#### [TEXT EXTRACT]
---

Two days later one of my colleagues (with a PhD in physics) tells me that he used ilovepdf.com to compress the pdf of his recent publication, so that it's of a size suitable for uploading to arXiv. He shows me the result, and I'm impressed: there are no immediately obvious compression artifacts, although the file size has been reduced from more than eight to just one MB. Now I'm really getting curious. Is it possible that these ilovepdf guys are doing something ... clever? Perhaps they employ one of the new image formats, such as webp, bpg, or even flif? That would be most interesting, and I thus set out to get to the core of this business.

Several web services promise to compress images (or, more precisely, pixel graphics or, synonymously, raster image files, or short, bitmaps or pixmaps) of various formats or entire pdf documents (where the compression, of course, boils down to exactly the same: compressing the pixmaps embedded in the pdf container). All of them also promise to respect our privacy. For example, ilovepdf.com (and iloveimg.com) states:

Absolutely all uploaded files on ilovepdf.com are deleted from our servers one, two or twenty-four hours (depending on if a user is non registered, registered or premium) after been processed.

Hmmm. Why only the uploaded files? What about the compressed ones? I like the statement of smallpdf.com better:

Please note that uploaded and processed files are never stored longer than an hour on our servers and then are deleted permanently. During this hour your files are not accessed, copied, analyzed or anything else except we have the explicit permission of the user for example for a support case.

“Analyzed” is the key term here. Even if the uploaded and processed files are deleted, it takes only fractions of a second to extract the text of pdf documents, or the raw pixmaps embedded in them:

        less upload.pdf > text.txt


On tinypng.com, we only read:

Submitted content will not be shared with third parties other than Voormedia’s service providers, unless required to comply with the law or requests of governmental entities. Voormedia uses service providers based in the USA.

---

#### [DATA ROWS]
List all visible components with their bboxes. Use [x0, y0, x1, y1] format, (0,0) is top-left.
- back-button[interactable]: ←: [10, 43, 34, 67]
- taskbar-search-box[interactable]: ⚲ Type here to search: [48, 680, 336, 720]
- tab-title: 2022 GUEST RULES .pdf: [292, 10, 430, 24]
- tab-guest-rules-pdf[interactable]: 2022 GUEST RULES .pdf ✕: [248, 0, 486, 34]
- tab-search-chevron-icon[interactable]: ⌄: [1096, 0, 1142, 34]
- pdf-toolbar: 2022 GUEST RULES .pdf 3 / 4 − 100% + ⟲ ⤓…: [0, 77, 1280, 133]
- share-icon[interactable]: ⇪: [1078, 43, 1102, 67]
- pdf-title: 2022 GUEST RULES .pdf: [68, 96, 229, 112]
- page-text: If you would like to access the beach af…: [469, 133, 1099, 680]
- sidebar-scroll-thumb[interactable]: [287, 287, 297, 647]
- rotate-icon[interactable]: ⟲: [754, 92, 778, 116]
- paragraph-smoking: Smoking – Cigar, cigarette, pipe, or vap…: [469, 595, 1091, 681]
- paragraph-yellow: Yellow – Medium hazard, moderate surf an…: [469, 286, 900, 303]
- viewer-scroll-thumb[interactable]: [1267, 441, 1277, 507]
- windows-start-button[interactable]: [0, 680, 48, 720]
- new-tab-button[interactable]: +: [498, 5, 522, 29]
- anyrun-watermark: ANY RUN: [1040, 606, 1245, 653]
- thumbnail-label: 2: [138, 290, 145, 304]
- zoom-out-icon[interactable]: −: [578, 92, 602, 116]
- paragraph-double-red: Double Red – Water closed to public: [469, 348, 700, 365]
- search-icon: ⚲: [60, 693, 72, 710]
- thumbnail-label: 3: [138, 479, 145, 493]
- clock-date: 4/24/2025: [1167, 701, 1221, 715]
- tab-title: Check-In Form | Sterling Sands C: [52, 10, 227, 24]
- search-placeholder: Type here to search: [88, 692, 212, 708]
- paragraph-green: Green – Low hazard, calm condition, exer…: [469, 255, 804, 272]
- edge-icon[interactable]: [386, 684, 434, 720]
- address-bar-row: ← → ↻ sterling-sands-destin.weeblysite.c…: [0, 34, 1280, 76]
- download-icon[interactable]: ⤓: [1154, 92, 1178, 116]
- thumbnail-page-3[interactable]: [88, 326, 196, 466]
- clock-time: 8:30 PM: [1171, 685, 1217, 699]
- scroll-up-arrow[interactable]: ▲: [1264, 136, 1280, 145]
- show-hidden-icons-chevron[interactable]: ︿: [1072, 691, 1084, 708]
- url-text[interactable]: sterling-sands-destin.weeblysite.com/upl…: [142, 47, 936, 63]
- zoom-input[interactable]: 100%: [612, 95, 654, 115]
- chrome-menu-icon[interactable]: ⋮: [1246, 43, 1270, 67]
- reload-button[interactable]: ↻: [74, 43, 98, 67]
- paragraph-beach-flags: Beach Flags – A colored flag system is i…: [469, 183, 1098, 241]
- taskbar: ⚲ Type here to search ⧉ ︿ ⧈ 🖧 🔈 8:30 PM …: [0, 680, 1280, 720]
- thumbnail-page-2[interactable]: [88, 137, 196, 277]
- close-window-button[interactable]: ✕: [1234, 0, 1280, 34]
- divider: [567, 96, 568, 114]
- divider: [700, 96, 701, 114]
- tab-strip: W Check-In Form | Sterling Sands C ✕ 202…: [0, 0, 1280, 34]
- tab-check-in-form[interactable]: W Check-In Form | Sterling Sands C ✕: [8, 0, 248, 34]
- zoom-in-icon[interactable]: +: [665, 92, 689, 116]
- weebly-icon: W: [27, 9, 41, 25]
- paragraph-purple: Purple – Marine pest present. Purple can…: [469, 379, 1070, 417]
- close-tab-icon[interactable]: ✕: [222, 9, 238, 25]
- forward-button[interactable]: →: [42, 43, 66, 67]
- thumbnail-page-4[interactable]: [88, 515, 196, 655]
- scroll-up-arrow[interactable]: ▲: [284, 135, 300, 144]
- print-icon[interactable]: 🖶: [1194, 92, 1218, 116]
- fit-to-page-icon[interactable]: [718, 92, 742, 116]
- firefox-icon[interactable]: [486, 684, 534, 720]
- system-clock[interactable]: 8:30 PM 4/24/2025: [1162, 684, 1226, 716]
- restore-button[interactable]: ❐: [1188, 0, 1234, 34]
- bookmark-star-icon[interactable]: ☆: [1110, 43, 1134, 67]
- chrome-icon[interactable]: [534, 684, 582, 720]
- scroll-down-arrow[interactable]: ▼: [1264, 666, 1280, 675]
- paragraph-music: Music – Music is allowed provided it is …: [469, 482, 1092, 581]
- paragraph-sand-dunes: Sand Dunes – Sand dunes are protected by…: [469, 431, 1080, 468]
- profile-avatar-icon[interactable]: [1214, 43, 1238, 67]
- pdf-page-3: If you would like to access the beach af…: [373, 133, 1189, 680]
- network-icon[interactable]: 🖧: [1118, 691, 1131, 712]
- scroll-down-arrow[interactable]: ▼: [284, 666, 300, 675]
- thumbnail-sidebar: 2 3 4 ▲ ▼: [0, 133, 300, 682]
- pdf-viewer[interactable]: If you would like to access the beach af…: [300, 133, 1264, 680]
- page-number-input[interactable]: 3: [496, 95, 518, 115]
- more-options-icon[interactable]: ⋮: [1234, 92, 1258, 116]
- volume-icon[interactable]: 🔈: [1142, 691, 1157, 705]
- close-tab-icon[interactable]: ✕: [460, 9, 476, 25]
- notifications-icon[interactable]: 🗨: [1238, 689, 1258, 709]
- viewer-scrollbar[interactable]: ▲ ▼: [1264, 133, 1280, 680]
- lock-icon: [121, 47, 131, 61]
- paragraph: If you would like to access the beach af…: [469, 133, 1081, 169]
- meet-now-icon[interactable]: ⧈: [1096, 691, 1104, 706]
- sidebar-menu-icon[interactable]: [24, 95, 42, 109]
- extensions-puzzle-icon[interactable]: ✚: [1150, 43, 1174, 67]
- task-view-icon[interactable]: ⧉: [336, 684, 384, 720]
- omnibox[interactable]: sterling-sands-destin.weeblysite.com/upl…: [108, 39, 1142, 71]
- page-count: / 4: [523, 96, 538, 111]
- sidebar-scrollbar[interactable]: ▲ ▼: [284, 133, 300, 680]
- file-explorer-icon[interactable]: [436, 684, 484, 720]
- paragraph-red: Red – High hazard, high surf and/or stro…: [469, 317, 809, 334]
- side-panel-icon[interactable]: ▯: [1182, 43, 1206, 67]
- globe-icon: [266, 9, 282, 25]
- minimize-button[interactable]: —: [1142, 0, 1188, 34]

---

#### [SET PROBLEM]
Reproduce the passage of the PDF compression text from "Absolutely all uploaded" up to and including "a support case.", word for word.

#### [RESPONSE FOR THIS EXERCISE]
Absolutely all uploaded files on ilovepdf.com are deleted from our servers one, two or twenty-four hours (depending on if a user is non registered, registered or premium) after been processed.

Hmmm. Why only the uploaded files? What about the compressed ones? I like the statement of smallpdf.com better:

Please note that uploaded and processed files are never stored longer than an hour on our servers and then are deleted permanently. During this hour your files are not accessed, copied, analyzed or anything else except we have the explicit permission of the user for example for a support case.